CONSIGNE ▸
Reproduisez à l'identique le passage de la lettre qui commence aux mots "Mal sur mal" et se termine après les mots "Lessert, à Lyon.".

SOURCE ▸
Mal sur mal n’est pas santé ; j’ai eu ces odieux tracas par surcroît dans un moment où j’en avais beaucoup d’autres, et entre autres celui d’un engagement fort étourdiment pris, mais que je veux remplir fidèlement s’il m’est possible, et pour la chose et pour le temps, et qui m’oblige de me lever pour cela d’ordinaire avant le jour et de travailler à la lumière, ce que j’aime encore mieux que de veiller tard. Excusez donc, chère cousine, si forcé de vous écrire à la hâte, je ne m’entretiens pas avec vous comme je le désirerais. Quand viendra le moment que vous m’avez fait espérer, où, sans l’intermédiaire de la plume, nous pourrons nous parler à notre aise, et où vous me rendrez témoin oculaire des progrès de la charmante Madelon ?

Bonjour, chère cousine, nous vous embrassons, et votre excellente maman et toute votre aimable famille, de tout notre cœur.


A Madame de Lessert, à Lyon.


A Paris, le 2 février 1775.

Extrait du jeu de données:
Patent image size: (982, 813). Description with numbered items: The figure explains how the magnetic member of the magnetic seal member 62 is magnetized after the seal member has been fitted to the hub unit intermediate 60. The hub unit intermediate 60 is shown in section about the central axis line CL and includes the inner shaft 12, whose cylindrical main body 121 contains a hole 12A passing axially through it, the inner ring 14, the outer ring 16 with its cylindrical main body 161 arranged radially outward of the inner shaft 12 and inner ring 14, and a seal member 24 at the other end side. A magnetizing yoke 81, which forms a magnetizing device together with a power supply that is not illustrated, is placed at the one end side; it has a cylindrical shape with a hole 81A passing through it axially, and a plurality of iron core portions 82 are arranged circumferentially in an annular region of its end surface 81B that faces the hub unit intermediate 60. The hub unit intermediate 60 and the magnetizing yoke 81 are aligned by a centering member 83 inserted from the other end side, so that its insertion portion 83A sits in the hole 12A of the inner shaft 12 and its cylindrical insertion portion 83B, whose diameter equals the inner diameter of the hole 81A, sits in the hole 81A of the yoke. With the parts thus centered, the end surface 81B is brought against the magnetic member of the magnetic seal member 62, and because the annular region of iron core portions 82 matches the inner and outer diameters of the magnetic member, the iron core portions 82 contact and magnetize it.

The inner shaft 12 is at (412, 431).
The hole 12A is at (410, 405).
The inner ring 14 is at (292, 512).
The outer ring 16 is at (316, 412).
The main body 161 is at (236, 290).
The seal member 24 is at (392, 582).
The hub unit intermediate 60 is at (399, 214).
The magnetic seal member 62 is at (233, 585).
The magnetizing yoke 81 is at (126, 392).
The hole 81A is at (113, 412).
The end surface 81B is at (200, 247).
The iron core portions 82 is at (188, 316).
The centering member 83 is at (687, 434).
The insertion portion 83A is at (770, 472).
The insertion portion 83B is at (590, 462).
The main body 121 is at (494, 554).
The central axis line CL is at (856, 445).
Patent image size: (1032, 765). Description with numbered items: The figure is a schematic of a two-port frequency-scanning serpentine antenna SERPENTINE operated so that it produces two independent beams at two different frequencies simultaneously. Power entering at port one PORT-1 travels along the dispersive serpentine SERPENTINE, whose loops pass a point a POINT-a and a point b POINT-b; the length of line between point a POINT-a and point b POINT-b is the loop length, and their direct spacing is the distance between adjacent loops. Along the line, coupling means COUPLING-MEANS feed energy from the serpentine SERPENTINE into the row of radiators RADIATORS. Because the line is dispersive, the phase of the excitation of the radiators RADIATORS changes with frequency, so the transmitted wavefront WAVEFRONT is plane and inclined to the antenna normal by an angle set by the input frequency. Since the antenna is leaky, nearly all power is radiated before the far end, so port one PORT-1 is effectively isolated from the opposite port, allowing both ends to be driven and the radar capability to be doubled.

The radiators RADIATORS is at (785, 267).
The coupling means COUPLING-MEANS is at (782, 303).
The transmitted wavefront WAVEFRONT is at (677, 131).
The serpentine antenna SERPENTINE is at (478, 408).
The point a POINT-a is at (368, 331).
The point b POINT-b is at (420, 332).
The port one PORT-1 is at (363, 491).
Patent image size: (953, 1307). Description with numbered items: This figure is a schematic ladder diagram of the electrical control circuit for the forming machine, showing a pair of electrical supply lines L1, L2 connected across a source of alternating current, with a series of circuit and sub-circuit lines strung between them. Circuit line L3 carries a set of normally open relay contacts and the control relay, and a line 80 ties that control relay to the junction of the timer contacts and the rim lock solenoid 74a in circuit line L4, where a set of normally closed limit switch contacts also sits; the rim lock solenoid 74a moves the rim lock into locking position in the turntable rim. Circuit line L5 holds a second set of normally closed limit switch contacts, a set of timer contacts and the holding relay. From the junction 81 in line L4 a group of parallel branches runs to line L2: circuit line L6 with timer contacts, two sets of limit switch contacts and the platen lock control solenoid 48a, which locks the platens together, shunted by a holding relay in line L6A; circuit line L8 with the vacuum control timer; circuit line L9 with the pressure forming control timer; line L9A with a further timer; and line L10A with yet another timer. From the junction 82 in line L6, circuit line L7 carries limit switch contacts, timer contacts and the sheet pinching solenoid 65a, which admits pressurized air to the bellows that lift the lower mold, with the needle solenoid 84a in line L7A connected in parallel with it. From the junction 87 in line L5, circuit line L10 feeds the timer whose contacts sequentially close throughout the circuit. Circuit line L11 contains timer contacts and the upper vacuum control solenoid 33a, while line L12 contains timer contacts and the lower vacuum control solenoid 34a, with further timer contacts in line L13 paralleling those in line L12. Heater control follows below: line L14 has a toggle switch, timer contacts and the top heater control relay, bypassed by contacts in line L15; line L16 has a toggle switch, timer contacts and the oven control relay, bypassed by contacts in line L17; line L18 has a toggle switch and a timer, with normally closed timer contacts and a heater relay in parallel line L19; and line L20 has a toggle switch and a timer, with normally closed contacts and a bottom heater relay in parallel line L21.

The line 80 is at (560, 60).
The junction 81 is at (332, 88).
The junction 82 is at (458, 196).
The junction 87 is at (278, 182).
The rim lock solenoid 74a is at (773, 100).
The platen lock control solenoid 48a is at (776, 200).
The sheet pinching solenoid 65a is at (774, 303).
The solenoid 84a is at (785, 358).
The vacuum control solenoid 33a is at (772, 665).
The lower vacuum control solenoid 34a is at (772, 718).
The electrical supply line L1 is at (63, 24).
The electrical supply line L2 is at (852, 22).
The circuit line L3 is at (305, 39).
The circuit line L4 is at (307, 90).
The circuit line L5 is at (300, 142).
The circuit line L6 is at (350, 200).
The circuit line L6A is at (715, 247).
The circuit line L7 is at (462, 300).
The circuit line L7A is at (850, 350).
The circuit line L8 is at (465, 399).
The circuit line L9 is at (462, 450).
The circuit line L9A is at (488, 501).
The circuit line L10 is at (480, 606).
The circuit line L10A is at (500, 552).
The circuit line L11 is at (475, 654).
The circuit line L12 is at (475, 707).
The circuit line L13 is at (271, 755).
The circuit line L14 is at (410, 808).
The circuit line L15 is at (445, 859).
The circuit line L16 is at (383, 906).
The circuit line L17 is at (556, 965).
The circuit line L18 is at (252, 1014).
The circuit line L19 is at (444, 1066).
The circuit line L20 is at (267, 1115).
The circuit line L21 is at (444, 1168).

BONNE RÉPONSE ▸
Mal sur mal n’est pas santé ; j’ai eu ces odieux tracas par surcroît dans un moment où j’en avais beaucoup d’autres, et entre autres celui d’un engagement fort étourdiment pris, mais que je veux remplir fidèlement s’il m’est possible, et pour la chose et pour le temps, et qui m’oblige de me lever pour cela d’ordinaire avant le jour et de travailler à la lumière, ce que j’aime encore mieux que de veiller tard. Excusez donc, chère cousine, si forcé de vous écrire à la hâte, je ne m’entretiens pas avec vous comme je le désirerais. Quand viendra le moment que vous m’avez fait espérer, où, sans l’intermédiaire de la plume, nous pourrons nous parler à notre aise, et où vous me rendrez témoin oculaire des progrès de la charmante Madelon ?

Bonjour, chère cousine, nous vous embrassons, et votre excellente maman et toute votre aimable famille, de tout notre cœur.


A Madame de Lessert, à Lyon.